Problem
From the listing below, pull out the lines that hold "bugs".

* Start Data excerpts *

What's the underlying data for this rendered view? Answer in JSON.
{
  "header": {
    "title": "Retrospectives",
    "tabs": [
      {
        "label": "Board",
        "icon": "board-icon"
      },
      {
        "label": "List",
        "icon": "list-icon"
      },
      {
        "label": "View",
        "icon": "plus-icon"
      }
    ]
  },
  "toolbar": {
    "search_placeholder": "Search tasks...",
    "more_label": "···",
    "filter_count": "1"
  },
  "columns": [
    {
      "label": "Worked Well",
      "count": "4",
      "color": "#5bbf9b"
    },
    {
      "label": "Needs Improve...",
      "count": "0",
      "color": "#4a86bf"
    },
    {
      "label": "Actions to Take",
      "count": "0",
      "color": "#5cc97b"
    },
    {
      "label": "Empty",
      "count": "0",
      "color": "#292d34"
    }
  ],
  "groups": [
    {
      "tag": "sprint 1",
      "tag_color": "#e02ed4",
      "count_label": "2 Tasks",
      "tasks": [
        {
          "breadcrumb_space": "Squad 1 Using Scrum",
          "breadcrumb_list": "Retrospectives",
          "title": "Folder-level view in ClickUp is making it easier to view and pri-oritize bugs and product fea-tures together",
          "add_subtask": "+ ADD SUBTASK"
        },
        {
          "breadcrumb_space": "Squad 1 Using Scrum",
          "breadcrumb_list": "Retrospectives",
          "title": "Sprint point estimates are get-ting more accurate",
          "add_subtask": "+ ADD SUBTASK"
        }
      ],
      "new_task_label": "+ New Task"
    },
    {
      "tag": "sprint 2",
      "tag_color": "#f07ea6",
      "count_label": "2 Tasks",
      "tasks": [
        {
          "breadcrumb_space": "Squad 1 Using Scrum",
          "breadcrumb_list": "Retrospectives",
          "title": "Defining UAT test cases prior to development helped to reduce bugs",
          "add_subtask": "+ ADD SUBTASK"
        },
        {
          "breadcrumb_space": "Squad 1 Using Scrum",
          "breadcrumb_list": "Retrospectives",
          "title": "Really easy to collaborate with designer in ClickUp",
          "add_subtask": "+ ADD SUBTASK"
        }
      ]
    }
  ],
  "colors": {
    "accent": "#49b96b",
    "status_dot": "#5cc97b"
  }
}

* End Data excerpts *

Written solution
          "title": "Folder-level view in ClickUp is making it easier to view and pri-oritize bugs and product fea-tures together",
          "title": "Defining UAT test cases prior to development helped to reduce bugs",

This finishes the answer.